:: TASK TO CARRY OUT ::
Copy each line of the entries beneath that contains the word "title".

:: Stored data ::
********

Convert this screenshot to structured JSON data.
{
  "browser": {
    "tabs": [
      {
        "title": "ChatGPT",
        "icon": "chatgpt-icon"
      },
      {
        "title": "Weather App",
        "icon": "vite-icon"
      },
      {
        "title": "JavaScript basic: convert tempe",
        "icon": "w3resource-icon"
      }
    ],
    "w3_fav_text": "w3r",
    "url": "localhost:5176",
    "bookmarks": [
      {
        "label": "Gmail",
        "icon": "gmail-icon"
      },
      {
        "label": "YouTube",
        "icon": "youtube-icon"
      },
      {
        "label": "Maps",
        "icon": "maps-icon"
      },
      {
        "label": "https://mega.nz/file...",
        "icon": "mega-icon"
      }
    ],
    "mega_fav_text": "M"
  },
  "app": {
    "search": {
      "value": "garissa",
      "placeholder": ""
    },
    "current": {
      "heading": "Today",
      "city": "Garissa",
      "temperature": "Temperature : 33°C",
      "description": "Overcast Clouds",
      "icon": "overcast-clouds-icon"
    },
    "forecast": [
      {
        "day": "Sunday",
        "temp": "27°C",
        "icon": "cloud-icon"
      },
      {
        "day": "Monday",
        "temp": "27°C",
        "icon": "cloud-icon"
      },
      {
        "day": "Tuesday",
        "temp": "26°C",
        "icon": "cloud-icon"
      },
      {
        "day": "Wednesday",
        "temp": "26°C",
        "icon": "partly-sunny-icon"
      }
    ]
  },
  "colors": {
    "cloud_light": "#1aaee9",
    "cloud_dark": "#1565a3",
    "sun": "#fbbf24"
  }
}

********

:: THE RESULT ::
        "title": "ChatGPT",
        "title": "Weather App",
        "title": "JavaScript basic: convert tempe",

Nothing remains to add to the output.